• 課題の指示:
**A)** リアルタイムマップのフロントエンド技術を解説した文章から、「筆者はMapboxの広告配信」から「また、バックエンド編の記事もございますので、合わせてご覧いただけると幸いです。」までの部分を一字一句変えずに引用しなさい。
**B)** リアルタイムマップのフロントエンド技術を解説した文章の最後の文に続けて、その先の本文を書き継ぎなさい。

ツールド東北リアルタイムマップを支える技術【フロントエンド編】🚴♀️
この記事は Mapbox Advent Calendar 2022 の記事です。
筆者はMapboxの広告配信プラットフォームを作っているインフラ&データエンジニアです。普段はCDKでAWS上でインフラを構築したり、EKS上にデータ提供APIを作ったりしています。
概要
この記事では、ツール・ド・東北 2022という自転車イベントのために、弊社エンジニアが有志で作成したリアルタイムマップのフロントエンドの技術について解説します。
なお、本記事の内容はmapbox/OpenStreetMap Meetup 2022のオンラインイベントでも発表しております。
- 動画: https://youtube.com/clip/UgkxJ8pUl8maUlDxkoO6I_KhMFadlY-mFXhk
- 発表資料: https://speakerdeck.com/mapbox_jp/221028-mbj-meetup
また、バックエンド編の記事もございますので、合わせてご覧いただけると幸いです。
リアルタイムマップとは
自転車イベントに参加しているライダーの現在位置をリアルタイムに表示する地図のことをリアルタイムマップと呼んでいます。なお、大会終了後は、指定した特定の時間の位置情報を表示するリプレイモードにて公開しております。
解説
解説をお読みいただく前に、こちらのリアルタイムマップを少し触っていただき、プロダクトの全体像を把握していただけると幸いです。
クラスタリング
左の画面は最初に開発したプロトタイプの画面です。大会参加ライダー数の1500人を同時にマップ上に表示してみました。ご覧の通り、レースの状況が把握しにくい地図になってしまいました。
プロトタイプ | クラスタリング後 |
---|---|
そこで、ズームレベルが小さい時はライダーをクラスタリングし、どのあたりに何名ライダーがいるか一眼でわかるようにしました。
addSource
のオプションにcluster: true
をつけることで,クラスタ化を行ってくれます。詳しくはこちらのドキュメント(クラスターの作成と設定)をご覧下さい。
map.addSource('riders', {
type: 'geojson',
data: {
type: 'FeatureCollection',
features: Array.from(riders.values()),
},
cluster: true,
clusterMaxZoom: 14, // Max zoom to cluster points on
clusterRadius: 128, // Radius of each cluster when clustering points
clusterProperties: {
maxdis: ['max', ['get', 'dis']],
},
});
ライダー検索&追従
リアルタイムマップ上でライダーを検索可能です。検索ウィンドウはMapの外のコンポーネントに実装しています。検索ウィンドウで選択されたライダーの情報をMapコンポーネントに渡します。Mapコンポーネントはライダーの緯度経度をflyTo
に渡し、そのライダーが地図の中心になるようにしています。flyTo
についてはこちらのドキュメント(場所にゆっくり飛ぶ)をご覧下さい。
if (selectdGeoJson) {
map.flyTo({
center: selectdGeoJson.geometry.coordinates,
});
}
ライダーの位置情報更新
データ更新
ライダーの位置情報の更新は、setData
で行っています。

• 元資料:
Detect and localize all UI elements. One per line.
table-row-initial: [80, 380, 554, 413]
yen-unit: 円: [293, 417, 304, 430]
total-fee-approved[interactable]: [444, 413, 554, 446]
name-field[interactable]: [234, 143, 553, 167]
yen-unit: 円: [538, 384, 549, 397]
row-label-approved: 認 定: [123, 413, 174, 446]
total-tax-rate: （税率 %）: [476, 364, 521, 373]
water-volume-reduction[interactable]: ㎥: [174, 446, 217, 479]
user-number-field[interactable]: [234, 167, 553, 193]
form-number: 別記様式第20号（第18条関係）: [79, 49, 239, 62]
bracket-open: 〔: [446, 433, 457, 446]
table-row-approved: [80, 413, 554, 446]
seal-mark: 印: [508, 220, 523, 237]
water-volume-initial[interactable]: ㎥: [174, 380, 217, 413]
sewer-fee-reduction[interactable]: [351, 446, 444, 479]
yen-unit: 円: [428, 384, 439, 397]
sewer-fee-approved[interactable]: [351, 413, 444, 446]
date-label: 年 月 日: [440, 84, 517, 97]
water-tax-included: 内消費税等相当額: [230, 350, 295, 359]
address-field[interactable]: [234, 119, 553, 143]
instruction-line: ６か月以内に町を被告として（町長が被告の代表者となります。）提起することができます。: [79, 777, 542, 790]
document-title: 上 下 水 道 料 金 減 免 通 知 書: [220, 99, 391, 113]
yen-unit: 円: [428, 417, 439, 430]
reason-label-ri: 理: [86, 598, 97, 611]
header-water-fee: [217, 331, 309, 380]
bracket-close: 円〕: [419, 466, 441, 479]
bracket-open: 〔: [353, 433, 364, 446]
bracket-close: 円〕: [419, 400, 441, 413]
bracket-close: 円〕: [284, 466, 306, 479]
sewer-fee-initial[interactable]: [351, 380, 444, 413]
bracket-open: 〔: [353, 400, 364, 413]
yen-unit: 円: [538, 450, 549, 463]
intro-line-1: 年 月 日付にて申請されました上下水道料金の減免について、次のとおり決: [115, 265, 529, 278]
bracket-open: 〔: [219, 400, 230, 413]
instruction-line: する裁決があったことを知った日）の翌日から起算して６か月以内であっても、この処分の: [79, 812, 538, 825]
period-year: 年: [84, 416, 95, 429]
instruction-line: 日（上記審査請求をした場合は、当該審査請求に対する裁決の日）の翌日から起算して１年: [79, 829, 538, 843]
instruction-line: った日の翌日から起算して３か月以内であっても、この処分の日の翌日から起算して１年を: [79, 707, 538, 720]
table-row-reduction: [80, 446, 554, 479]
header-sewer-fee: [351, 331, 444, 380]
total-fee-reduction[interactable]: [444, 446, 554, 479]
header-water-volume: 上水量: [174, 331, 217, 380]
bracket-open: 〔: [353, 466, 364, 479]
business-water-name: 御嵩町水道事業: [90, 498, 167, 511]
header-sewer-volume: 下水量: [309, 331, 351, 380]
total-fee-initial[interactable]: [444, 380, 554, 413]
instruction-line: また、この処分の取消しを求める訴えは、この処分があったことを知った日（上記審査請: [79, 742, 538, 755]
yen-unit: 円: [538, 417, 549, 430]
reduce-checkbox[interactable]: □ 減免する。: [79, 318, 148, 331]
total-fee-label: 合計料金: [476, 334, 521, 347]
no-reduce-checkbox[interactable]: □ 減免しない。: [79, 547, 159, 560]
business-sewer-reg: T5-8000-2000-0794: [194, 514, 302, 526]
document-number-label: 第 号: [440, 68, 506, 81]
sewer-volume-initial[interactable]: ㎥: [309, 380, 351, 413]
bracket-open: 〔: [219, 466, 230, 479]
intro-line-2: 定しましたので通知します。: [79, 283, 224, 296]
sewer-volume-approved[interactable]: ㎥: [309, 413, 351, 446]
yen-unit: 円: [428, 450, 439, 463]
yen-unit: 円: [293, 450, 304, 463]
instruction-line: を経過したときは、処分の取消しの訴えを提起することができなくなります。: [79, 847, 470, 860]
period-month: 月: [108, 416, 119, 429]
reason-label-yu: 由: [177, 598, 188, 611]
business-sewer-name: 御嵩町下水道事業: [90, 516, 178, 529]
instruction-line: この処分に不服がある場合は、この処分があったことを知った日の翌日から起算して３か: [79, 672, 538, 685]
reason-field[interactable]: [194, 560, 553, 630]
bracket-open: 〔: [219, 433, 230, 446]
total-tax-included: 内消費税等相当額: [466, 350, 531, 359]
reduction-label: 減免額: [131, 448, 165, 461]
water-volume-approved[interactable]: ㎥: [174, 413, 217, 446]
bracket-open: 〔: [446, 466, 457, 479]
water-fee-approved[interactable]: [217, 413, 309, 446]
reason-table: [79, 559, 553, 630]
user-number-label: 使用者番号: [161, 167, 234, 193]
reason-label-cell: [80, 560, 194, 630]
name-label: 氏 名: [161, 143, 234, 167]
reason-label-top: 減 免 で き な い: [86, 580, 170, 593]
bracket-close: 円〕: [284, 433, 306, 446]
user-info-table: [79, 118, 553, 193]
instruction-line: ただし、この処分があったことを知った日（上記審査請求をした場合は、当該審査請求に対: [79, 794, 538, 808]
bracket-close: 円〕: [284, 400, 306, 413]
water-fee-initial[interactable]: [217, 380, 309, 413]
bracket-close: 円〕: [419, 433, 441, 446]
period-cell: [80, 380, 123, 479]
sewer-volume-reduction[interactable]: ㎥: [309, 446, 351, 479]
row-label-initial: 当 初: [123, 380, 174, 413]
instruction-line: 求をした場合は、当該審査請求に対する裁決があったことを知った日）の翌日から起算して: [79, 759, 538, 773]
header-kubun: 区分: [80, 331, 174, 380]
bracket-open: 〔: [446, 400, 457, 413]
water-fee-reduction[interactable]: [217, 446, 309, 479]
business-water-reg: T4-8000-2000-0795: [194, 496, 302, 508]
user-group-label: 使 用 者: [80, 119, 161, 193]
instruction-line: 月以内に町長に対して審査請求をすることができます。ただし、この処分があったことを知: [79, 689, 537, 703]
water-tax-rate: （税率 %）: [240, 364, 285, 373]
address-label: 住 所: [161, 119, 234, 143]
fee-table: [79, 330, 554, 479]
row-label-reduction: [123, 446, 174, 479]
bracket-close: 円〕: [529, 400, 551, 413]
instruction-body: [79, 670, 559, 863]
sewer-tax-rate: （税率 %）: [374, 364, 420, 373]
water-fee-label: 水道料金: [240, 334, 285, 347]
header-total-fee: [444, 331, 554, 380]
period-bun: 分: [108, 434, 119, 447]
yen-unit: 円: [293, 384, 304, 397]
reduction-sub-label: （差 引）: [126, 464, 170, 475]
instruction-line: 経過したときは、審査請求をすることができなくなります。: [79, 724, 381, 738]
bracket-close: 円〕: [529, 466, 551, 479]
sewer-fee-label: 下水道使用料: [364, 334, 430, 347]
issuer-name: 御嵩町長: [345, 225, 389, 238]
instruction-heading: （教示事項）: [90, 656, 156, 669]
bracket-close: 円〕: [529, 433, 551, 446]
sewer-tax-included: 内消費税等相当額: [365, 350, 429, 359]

• 項目別解答:
**A)**
筆者はMapboxの広告配信プラットフォームを作っているインフラ&データエンジニアです。普段はCDKでAWS上でインフラを構築したり、EKS上にデータ提供APIを作ったりしています。
概要
この記事では、ツール・ド・東北 2022という自転車イベントのために、弊社エンジニアが有志で作成したリアルタイムマップのフロントエンドの技術について解説します。
なお、本記事の内容はmapbox/OpenStreetMap Meetup 2022のオンラインイベントでも発表しております。
- 動画: https://youtube.com/clip/UgkxJ8pUl8maUlDxkoO6I_KhMFadlY-mFXhk
- 発表資料: https://speakerdeck.com/mapbox_jp/221028-mbj-meetup
また、バックエンド編の記事もございますので、合わせてご覧いただけると幸いです。

**B)**
setData
についてはこちらのドキュメント(リアルタイムデータを追加)をご覧下さい。
const updateRiders = (map: mapboxgl.Map) => {
const ridersSource = map.getSource('riders') as mapboxgl.GeoJSONSource;
ridersSource.setData({
type: 'FeatureCollection',
features: Array.from(riders.values()),
});
};
更新タイミング制御
タイミングの制御はバックエンドに任せています。バックエンドとはgRPC-webで通信しており、ライダーの情報はバックエンドからフロントエンドにPushされます。フロントエンドからバックエンドにリクエストを送る際に、Pushのインターバルや倍速のパラメータを指定しています。
バックエンドに更新タイミングを任せることで、フロントエンドの実装はとてもシンプルになりました。フロントエンドのMapコンポーネントはある断面のデータの描画のみを行うのみです。リアルタイム時、リプレイ時、リプレイ時のx倍速再生時も共通の描画のロジックを利用しています。
リアルタイム時 | リプレイ時 |
---|---|
最後に
実は、このリアルタイムマップは、どうにかこうにか、ギリギリで大会に間に合わせることができたという状況でした(当日の朝までバグ修正していましたw)。個人的には、とても辛い時期でしたが、おかげさまでMapboxGLJSやReact、gRPC-webなどのフロントエンドのスキルを身につけることができました。来年は、協力してくれるメンバーを募集して、以下のような改善を行いながら、より良いリアルタイムマップを作り上げたいと考えています。
- より臨場感が湧くようなライダーの表示
- 3D表示
- ライダー目線での表示
- 検索したライダーのスムーズなカメラ追従
- iOS、Androidのアプリ作成
- リファクタリング
- UI Framework:MUIの利用
- React用のmapbox GL JSのライブラリ:visgl/react-map-glの利用
最後までお読み頂きありがとうございました。